EXCERPTED PASSAGE —
And yet, the longer you walked, the more you felt saturated — maybe even bored: Enough, already! The gates were indeed still extraordinary, but how many more gates did one really need to see? On the other hand, we'd be gone the next day, and as the sun was setting low, snow flurries were swirling and the gates seemed to be changing from moment to moment. You didn't want to miss the chance to experience something awesome, something worth being lifted this one day out of an everyday life. Surely there was enough energy for just one last walk through the park.
Yom Kippur is like that, isn't it? — with Ne'ilah being that one last walk.
In these last 24 hours, you may have experienced different emotions — perhaps at the outset you felt excited; maybe you felt inspired, felt you really could wipe the slate clean: a New Year, a new beginning. Or perhaps you started out feeling a bit of dread: it's such a long day, will you make it to the end? Will it be everything you hoped for? Can you stay committed to the process of self-reflection and change?
Ne'ilah, as the last prayer of the day, intensifies this experience and these ambivalent feelings.

EXERCISE — From the Yom Kippur passage, extract the wording that begins at "Yom Kippur is" and stops after "these ambivalent feelings.". The rows that follow come from a separate source.

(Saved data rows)
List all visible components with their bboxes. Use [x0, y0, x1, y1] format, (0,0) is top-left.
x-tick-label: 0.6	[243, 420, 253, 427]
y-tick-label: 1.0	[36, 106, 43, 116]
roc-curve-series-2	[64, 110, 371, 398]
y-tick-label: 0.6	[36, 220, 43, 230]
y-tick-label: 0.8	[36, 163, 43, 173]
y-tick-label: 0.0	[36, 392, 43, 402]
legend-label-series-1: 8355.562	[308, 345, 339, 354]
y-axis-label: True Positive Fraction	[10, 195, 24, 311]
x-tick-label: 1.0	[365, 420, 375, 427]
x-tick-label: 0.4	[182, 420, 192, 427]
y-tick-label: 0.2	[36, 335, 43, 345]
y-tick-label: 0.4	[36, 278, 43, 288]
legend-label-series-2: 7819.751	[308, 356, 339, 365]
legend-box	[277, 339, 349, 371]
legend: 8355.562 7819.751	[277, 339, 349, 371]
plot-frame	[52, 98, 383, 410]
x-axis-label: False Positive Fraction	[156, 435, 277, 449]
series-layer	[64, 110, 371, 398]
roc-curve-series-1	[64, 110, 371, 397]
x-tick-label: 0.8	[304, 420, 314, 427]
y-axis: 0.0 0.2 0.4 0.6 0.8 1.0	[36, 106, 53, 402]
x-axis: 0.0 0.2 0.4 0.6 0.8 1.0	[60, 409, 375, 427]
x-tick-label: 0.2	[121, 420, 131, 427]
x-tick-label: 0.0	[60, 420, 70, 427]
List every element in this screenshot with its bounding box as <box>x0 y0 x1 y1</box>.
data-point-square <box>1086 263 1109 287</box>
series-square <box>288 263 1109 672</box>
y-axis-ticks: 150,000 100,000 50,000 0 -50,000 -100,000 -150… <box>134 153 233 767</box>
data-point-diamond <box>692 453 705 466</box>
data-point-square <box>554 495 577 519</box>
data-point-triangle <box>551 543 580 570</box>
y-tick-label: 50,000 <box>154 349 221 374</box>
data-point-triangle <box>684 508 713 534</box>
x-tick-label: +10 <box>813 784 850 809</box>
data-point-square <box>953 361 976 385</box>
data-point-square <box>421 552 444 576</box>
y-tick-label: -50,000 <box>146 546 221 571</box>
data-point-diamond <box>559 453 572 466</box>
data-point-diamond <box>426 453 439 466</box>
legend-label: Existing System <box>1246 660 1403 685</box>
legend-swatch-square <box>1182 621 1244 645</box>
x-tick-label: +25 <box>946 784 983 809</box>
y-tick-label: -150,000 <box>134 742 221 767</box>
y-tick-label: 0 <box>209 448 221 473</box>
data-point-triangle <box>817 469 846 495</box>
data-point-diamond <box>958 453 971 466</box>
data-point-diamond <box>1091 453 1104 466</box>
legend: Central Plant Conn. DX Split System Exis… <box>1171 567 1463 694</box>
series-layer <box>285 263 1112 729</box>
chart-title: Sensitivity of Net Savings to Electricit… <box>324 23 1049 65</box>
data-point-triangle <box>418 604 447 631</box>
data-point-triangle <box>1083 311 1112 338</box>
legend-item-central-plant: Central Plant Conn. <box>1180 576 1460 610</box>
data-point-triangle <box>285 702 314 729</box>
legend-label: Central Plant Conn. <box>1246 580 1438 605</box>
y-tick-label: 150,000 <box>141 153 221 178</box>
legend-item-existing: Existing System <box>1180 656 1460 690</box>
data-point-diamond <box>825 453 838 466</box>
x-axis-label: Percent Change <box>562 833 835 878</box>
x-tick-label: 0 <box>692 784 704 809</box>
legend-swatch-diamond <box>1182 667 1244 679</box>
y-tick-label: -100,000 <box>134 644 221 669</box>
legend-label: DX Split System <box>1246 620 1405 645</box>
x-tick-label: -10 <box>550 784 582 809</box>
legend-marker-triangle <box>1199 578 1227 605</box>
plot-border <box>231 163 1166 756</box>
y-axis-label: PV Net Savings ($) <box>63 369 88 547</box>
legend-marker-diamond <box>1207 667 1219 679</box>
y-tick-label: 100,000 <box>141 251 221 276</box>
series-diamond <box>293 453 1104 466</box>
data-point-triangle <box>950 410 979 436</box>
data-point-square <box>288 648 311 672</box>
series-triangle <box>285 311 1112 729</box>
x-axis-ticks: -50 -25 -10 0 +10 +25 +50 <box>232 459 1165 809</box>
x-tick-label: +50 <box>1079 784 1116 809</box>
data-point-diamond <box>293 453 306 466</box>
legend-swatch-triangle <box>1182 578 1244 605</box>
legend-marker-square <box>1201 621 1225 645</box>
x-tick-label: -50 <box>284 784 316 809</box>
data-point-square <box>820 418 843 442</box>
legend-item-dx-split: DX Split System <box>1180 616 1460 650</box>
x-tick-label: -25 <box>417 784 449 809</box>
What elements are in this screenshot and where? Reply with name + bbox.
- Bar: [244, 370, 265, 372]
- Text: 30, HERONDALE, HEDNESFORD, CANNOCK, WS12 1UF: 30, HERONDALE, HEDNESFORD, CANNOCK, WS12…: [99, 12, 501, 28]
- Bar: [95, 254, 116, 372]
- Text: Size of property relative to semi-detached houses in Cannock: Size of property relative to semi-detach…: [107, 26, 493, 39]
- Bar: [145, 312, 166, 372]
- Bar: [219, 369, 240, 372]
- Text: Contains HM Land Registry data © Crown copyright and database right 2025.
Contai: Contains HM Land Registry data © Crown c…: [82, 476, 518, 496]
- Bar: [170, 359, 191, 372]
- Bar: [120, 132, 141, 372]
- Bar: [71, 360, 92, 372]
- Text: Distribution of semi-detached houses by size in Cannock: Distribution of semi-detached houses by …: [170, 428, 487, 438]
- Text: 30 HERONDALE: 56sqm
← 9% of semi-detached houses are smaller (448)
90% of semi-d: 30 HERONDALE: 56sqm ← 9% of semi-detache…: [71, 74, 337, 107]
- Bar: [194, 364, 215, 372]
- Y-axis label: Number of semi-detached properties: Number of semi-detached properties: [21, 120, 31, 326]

TASK OUTPUT —
Yom Kippur is like that, isn't it? — with Ne'ilah being that one last walk.
In these last 24 hours, you may have experienced different emotions — perhaps at the outset you felt excited; maybe you felt inspired, felt you really could wipe the slate clean: a New Year, a new beginning. Or perhaps you started out feeling a bit of dread: it's such a long day, will you make it to the end? Will it be everything you hoped for? Can you stay committed to the process of self-reflection and change?
Ne'ilah, as the last prayer of the day, intensifies this experience and these ambivalent feelings.